| DOCUMENT EXTRACT |
--------------------
To fit this in with what you have been studying, maybe you could show the relevant formulas.
I think the 0.1 uF is a bit too large. Try 0.01 uF with a series 500 ohm resistor. I chose that to have 3 times as much reactance as the resistance of the series resistor at 10 KHz. This way I could retain 75% of the incoming signal as output.
The series resistor produces a
voltage divider with the capacitor, so that you can reject most of the 1 MHz component while retaining as much as possible of the 10000 KHz component.
A 0.01 uF cap has a reactance of 16 ohms at 1 MHz and 1592 ohms at 10 KHz so it should give reasonable rejection of the 1 MHz component while retaining most of the 10 KHz component.
--------------------
| GIVEN INFORMATION |
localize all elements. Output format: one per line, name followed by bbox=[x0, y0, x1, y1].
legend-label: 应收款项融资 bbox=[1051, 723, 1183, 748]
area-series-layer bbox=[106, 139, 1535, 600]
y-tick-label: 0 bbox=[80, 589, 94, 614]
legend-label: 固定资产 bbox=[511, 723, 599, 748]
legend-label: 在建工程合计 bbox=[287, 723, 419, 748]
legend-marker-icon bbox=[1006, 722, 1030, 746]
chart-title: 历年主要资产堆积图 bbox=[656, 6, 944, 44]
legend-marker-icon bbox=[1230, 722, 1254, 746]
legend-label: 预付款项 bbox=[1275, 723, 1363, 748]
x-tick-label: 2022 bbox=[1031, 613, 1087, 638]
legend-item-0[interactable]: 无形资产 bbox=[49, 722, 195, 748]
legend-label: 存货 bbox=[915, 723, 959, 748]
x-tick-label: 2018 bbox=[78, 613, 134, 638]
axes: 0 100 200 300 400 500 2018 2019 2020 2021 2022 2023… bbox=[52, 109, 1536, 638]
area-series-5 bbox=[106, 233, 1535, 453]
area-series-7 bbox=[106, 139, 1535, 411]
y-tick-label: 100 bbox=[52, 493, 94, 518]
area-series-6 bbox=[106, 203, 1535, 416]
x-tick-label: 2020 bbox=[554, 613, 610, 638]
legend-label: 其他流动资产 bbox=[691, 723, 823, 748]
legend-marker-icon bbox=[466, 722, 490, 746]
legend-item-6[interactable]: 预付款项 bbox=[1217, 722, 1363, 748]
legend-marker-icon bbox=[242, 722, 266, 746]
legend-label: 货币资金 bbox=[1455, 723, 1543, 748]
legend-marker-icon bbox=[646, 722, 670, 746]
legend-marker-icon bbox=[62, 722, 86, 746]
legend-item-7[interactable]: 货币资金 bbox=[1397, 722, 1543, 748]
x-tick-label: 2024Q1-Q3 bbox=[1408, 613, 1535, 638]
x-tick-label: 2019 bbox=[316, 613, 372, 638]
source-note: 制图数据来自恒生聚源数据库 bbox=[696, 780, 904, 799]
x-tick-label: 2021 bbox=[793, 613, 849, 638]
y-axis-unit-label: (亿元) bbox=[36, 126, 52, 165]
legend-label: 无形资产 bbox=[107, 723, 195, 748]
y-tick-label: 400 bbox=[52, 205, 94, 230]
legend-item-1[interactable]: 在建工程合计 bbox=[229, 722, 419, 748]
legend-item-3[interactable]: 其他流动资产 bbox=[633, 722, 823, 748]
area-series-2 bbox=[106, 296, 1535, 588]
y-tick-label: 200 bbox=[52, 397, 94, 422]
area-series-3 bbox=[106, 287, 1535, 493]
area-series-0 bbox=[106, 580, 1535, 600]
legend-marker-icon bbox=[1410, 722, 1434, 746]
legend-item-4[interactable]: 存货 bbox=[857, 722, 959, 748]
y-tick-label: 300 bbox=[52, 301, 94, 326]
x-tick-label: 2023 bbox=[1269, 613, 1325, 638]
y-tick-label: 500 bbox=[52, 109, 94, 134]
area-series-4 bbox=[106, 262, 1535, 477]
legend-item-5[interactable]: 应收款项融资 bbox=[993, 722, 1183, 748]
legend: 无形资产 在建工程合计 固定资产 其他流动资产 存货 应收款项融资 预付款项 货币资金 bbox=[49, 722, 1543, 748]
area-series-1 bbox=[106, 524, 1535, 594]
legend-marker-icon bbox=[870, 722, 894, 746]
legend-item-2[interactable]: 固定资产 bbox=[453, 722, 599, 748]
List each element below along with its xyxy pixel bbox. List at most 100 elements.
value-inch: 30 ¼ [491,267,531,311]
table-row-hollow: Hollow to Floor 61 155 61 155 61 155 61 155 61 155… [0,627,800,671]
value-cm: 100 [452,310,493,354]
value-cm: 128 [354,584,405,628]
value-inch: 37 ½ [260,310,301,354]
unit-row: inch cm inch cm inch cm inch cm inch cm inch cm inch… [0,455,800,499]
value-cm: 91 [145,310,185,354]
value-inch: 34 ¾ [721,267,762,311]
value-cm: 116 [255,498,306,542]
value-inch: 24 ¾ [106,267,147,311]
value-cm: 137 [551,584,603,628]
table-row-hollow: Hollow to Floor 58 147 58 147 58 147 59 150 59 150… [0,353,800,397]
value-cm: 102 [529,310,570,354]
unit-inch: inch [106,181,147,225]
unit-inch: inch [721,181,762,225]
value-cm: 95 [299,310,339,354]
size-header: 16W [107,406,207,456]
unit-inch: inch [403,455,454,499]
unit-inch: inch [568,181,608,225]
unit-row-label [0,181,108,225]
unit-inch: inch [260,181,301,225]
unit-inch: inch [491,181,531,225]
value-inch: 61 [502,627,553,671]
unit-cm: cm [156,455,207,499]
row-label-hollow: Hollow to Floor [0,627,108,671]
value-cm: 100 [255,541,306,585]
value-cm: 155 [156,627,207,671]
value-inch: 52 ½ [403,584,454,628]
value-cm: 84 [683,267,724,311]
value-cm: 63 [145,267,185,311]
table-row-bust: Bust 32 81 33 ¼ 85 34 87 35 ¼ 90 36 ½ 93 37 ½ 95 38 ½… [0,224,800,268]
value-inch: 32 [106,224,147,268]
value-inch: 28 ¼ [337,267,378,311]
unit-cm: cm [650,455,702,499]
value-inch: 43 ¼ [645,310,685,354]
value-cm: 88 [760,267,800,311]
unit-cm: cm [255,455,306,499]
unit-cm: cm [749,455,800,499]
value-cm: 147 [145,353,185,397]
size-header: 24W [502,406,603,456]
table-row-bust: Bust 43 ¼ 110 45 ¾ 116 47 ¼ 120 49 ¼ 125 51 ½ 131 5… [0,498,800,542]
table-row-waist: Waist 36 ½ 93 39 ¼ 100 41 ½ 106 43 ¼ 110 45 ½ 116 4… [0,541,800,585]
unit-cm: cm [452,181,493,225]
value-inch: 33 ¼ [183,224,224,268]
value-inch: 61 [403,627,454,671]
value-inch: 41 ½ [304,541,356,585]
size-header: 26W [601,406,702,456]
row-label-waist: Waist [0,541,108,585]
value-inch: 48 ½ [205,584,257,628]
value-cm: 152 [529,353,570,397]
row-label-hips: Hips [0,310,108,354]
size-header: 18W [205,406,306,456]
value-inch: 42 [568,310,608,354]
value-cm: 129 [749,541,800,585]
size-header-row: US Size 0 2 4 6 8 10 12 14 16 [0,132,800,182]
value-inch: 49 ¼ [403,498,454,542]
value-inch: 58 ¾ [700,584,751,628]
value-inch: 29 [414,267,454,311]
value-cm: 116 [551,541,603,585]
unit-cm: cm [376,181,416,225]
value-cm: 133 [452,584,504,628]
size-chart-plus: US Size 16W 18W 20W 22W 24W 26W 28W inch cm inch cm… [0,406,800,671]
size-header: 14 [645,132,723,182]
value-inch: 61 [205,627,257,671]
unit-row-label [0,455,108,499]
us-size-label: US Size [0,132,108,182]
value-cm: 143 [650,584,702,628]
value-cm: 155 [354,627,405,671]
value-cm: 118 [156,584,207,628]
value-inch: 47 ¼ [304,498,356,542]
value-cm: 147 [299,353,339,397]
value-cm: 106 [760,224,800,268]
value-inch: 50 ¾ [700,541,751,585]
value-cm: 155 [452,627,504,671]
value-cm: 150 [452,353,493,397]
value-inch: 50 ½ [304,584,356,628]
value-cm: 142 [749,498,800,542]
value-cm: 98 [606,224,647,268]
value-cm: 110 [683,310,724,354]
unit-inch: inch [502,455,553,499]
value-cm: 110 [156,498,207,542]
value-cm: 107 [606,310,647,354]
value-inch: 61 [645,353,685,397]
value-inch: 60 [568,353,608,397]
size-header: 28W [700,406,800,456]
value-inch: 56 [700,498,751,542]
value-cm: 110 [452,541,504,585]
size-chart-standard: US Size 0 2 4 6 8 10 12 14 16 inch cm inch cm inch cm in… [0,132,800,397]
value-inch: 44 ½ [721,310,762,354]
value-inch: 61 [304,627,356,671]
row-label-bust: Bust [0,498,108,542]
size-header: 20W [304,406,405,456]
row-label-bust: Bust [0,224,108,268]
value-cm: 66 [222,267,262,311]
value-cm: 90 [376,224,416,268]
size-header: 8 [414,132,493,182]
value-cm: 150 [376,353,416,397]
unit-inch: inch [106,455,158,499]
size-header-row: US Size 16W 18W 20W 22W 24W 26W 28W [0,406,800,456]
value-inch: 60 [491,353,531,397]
--------------------
| SET TASKS |
**1.** In the RC filter discussion, what reactance does a 0.01 uF capacitor have at 1 MHz?
**2.** Write the next part of the RC filter discussion, picking up after its last sentence.

| ANSWERS TO THE TASKS |
**1.** 16 ohms.

**2.**
This is a series RC circuit, so you have to treat it like in AC theory, with complex numbers, but you can see that the 1 MHz component would be greatly reduced compared with the 10 KHz one. It works out that 95 % of the 10 KHz signal is retained while only less than 1 % of the 1 MHz signal is retained.
The resistor across the
capacitor has to discharge the capacitor in the period of the 10 KHz modulation component. Otherwise the circuit would be working as a peak voltage detector.
So, if R * C = 1 / 10000 then R = ? (don't forget the R is in Mohms if C is in uF)